---------- Given data ----------
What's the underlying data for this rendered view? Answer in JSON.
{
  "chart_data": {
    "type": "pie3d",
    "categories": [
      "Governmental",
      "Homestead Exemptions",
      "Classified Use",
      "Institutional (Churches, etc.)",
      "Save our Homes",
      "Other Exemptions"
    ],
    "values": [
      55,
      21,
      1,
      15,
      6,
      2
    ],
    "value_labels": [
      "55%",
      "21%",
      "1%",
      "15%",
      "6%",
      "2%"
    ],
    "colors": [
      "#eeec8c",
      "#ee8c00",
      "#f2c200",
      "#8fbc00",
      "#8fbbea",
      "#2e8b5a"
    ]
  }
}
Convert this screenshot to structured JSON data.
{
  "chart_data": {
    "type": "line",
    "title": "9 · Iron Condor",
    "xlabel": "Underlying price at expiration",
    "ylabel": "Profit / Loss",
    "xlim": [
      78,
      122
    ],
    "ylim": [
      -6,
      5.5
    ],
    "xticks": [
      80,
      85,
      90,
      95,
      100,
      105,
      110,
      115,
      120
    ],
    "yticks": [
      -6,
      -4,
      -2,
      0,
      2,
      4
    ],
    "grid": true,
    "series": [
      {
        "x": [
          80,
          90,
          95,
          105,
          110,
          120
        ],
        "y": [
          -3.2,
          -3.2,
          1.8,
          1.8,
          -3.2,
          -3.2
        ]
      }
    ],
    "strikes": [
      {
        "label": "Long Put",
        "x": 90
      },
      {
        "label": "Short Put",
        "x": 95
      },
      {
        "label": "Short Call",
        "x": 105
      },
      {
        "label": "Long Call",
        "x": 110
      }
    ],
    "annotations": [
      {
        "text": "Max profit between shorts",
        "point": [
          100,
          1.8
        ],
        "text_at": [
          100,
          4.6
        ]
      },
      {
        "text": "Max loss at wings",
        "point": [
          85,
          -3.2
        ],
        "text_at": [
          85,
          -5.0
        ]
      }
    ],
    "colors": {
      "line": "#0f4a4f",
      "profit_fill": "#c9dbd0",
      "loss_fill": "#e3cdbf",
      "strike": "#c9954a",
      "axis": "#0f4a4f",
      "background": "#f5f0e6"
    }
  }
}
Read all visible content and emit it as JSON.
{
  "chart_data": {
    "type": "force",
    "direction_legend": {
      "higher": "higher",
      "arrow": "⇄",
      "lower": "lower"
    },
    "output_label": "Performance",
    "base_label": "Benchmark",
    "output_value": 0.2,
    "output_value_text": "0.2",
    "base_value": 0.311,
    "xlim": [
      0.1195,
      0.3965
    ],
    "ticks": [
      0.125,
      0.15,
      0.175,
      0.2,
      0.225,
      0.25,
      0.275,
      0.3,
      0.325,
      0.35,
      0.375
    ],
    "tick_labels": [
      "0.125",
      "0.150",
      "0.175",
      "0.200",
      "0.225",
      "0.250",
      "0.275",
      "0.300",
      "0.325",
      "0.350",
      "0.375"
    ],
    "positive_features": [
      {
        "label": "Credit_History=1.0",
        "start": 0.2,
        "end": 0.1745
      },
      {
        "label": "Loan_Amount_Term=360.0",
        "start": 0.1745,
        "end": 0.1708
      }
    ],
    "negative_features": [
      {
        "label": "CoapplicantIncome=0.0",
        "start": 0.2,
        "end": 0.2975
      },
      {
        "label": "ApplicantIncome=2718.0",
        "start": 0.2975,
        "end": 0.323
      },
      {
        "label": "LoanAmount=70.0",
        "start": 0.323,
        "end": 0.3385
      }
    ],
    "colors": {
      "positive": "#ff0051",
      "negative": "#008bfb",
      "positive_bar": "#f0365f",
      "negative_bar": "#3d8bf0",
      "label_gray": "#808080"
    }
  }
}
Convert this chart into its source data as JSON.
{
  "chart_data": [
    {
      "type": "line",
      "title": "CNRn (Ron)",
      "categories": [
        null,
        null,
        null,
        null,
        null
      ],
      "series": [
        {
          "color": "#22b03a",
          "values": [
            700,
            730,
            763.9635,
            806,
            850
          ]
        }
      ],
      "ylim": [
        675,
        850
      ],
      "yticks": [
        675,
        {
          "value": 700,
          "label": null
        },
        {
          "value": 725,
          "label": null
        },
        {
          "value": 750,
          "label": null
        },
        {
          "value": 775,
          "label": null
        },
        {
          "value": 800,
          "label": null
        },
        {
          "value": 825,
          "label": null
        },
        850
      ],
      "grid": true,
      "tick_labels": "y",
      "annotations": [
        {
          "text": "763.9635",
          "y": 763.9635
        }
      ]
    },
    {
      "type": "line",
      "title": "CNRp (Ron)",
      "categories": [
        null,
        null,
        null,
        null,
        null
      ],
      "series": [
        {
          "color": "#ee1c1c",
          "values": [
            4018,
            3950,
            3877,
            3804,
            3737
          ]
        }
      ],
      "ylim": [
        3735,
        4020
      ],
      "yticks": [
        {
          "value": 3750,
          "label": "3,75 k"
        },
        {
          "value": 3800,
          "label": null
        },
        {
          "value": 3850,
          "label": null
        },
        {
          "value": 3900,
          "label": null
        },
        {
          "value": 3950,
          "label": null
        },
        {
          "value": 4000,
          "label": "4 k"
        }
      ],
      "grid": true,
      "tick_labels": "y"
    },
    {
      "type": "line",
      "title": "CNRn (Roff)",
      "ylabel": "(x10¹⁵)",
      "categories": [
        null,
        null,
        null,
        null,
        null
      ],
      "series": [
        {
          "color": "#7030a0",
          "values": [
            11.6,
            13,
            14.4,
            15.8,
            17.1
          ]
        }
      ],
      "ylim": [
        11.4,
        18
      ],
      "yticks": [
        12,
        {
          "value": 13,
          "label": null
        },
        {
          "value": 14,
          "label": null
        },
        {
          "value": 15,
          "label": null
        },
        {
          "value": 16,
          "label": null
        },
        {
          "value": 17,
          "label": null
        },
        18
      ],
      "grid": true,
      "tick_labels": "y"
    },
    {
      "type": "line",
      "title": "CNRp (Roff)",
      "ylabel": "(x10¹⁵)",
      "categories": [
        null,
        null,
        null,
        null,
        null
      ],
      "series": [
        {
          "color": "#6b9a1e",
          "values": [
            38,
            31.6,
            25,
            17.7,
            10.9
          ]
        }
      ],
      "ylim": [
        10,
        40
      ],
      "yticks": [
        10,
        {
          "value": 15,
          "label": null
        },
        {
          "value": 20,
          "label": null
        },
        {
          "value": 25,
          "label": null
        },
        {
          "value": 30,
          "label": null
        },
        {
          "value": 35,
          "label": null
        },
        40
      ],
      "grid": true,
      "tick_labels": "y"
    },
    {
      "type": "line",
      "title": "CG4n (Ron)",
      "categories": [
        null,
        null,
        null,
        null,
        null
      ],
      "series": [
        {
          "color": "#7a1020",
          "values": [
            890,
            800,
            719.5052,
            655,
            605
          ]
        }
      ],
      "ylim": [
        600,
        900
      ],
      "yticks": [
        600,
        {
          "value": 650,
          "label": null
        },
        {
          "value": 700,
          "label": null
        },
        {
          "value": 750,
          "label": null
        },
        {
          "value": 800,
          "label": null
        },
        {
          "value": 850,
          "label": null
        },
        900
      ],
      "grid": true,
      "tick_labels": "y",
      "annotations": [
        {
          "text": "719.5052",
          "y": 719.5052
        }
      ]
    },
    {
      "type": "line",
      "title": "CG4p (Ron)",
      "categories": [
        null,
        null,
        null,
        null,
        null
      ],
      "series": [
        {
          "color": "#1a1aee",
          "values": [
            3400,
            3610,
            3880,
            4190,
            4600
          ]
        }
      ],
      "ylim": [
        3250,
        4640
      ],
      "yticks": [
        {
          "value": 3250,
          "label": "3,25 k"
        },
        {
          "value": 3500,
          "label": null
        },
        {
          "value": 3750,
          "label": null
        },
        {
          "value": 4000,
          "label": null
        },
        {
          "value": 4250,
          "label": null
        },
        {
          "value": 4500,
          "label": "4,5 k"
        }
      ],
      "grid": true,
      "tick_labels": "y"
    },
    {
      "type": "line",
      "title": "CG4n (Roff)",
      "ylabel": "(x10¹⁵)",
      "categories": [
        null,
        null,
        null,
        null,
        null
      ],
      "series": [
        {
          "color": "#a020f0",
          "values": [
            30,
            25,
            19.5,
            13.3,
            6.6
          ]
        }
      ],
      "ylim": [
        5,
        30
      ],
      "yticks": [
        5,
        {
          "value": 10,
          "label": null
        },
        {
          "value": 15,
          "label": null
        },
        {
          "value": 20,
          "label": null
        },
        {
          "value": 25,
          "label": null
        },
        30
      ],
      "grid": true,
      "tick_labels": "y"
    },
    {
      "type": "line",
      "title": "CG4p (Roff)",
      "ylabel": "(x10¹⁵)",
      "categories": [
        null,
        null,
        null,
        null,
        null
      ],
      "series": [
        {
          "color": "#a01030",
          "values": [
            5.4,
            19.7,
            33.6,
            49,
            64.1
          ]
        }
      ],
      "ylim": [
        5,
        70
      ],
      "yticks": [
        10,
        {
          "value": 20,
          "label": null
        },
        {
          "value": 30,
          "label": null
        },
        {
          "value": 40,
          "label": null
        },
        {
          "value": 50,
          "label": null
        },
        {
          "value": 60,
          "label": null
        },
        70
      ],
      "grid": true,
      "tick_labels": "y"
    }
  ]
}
----------
# [Given task]
Extract every line from the records above that contains the word "Convert".

# [Expected output]
Convert this screenshot to structured JSON data.
Convert this chart into its source data as JSON.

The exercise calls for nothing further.